[Extracted data entries]
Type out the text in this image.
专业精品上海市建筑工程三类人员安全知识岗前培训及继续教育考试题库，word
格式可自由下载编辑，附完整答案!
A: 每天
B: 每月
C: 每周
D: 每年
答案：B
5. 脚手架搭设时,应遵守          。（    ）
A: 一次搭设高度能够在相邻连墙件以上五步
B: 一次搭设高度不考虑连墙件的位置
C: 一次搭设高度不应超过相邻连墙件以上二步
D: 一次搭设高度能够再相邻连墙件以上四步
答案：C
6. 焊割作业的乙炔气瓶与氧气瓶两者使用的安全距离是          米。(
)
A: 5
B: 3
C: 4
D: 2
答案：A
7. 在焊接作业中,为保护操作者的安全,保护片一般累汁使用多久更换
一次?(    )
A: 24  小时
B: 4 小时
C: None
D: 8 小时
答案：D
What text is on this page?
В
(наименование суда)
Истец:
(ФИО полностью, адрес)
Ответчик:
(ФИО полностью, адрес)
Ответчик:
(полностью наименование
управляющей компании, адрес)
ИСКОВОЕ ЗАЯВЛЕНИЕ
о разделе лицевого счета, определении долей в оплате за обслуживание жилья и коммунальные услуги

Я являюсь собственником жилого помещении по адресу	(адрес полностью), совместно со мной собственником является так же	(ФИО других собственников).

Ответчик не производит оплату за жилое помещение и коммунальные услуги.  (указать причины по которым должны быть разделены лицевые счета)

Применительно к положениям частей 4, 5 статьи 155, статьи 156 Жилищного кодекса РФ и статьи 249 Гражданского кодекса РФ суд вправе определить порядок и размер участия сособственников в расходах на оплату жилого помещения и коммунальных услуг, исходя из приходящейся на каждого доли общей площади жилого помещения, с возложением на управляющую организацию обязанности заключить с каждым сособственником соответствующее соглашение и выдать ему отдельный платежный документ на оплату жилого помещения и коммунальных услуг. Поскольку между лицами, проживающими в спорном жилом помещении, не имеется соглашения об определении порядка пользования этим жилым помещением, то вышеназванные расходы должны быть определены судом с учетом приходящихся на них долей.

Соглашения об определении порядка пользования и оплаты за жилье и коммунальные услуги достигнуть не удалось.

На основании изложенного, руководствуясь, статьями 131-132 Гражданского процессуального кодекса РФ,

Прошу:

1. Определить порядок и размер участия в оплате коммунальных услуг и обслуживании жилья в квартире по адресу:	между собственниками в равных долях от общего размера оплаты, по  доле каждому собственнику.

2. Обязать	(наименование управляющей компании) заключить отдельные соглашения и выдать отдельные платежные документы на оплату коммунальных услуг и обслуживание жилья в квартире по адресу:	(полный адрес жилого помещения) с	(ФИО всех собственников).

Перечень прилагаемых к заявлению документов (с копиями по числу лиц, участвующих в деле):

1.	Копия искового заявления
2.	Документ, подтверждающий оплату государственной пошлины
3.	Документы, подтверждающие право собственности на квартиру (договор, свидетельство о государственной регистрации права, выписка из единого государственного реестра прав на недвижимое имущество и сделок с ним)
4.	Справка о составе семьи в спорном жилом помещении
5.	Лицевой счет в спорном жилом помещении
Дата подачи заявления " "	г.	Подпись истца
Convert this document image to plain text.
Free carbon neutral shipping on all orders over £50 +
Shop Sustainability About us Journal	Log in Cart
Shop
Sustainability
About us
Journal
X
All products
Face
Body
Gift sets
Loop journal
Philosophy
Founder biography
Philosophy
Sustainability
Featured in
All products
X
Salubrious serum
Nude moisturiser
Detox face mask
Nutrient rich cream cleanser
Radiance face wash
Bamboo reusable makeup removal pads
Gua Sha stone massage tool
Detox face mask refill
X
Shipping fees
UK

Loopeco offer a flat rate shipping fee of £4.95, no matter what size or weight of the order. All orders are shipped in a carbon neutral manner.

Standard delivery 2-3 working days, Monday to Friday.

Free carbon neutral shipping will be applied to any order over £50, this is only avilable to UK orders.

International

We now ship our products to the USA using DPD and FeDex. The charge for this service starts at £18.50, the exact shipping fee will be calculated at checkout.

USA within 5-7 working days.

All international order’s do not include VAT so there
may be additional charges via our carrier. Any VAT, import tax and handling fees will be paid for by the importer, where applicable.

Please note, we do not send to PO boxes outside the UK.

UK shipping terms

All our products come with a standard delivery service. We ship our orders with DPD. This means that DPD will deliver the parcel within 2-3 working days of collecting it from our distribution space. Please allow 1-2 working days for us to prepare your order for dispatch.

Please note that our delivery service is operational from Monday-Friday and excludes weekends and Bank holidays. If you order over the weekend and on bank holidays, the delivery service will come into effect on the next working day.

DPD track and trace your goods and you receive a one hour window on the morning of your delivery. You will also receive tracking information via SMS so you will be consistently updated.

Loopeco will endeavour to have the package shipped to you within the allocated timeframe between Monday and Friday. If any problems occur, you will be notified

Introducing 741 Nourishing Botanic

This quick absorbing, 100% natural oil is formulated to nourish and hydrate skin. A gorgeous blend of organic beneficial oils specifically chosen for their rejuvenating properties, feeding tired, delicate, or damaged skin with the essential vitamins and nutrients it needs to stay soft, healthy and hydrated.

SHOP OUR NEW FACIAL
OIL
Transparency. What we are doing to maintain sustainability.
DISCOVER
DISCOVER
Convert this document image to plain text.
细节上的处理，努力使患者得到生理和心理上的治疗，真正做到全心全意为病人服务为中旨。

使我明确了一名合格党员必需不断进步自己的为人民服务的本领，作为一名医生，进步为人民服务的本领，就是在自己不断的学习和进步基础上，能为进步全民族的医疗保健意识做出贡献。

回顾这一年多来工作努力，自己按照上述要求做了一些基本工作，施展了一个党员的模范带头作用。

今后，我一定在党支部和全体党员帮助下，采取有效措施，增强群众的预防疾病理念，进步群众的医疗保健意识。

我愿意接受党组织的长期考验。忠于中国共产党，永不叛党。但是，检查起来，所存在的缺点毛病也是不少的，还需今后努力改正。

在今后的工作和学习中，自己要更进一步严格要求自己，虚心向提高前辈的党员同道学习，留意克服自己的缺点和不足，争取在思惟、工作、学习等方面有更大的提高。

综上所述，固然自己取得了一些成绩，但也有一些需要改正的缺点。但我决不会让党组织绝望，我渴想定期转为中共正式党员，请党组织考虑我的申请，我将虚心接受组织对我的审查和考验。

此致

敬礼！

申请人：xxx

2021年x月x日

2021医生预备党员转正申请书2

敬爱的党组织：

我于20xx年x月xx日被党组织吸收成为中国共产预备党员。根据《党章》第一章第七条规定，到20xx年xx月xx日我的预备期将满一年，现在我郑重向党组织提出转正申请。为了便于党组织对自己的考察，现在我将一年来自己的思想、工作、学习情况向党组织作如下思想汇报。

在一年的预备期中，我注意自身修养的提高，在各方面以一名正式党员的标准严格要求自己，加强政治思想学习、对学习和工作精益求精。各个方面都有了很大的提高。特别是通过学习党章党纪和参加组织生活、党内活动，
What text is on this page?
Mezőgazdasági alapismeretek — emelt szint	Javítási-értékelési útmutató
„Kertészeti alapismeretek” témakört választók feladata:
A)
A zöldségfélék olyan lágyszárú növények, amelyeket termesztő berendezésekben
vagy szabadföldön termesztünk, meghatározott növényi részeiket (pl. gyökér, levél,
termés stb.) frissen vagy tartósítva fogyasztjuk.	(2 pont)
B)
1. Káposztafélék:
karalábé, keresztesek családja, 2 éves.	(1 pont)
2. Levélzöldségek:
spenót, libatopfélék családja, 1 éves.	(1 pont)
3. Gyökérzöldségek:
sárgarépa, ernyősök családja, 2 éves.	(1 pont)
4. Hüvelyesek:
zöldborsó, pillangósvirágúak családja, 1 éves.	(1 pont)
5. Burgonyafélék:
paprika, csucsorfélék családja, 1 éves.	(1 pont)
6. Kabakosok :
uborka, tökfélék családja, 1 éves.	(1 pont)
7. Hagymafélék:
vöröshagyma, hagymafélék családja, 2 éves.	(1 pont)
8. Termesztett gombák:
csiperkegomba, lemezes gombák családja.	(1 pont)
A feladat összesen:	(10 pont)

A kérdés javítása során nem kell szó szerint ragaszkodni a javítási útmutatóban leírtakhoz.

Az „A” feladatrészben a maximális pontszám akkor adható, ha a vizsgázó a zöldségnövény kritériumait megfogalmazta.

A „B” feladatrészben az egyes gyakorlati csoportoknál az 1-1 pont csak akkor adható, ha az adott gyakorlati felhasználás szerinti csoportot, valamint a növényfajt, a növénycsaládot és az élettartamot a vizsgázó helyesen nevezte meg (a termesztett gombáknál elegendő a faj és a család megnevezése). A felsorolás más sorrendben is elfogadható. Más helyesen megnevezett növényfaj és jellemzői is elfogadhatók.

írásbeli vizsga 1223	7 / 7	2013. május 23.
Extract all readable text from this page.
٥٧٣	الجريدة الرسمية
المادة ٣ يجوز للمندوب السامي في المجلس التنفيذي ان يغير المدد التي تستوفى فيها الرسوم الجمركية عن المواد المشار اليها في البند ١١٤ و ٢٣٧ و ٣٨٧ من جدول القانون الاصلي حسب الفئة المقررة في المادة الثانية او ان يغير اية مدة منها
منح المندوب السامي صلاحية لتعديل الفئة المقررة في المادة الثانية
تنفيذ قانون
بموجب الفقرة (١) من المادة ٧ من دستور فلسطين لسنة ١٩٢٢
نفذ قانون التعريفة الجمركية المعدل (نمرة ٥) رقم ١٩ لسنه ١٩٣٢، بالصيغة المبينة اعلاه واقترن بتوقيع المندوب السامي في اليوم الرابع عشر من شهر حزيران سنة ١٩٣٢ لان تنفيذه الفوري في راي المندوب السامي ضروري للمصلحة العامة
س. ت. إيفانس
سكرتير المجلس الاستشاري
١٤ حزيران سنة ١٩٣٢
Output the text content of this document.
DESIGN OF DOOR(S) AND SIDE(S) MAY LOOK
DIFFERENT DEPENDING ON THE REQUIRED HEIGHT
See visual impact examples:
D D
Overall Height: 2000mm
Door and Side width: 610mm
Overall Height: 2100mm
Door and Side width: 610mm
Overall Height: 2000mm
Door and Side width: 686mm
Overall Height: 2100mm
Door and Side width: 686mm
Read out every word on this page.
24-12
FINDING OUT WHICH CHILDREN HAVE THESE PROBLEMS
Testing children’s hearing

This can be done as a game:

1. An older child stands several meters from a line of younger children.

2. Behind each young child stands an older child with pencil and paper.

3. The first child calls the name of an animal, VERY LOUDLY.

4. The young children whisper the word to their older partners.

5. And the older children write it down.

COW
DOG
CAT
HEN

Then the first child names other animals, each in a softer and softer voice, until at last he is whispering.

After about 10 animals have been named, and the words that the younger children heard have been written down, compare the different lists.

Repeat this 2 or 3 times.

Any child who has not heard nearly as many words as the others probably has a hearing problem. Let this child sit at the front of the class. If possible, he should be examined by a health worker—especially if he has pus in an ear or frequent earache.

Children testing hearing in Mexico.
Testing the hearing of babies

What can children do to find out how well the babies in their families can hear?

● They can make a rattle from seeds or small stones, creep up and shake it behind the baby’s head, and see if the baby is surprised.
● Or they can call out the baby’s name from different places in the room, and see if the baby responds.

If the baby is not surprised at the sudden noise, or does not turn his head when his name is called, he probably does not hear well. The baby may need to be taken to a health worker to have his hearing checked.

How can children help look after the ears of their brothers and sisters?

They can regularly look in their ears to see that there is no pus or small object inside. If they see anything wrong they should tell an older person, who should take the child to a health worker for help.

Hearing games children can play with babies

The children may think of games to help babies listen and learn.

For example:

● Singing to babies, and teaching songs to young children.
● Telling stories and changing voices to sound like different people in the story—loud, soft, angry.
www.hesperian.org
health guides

Short exercise:
In the records above, find each line with the word "products" and copy it.

Written answer:
All products
All products
We now ship our products to the USA using DPD and FeDex. The charge for this service starts at £18.50, the exact shipping fee will be calculated at checkout.
All our products come with a standard delivery service. We ship our orders with DPD. This means that DPD will deliver the parcel within 2-3 working days of collecting it from our distribution space. Please allow 1-2 working days for us to prepare your order for dispatch.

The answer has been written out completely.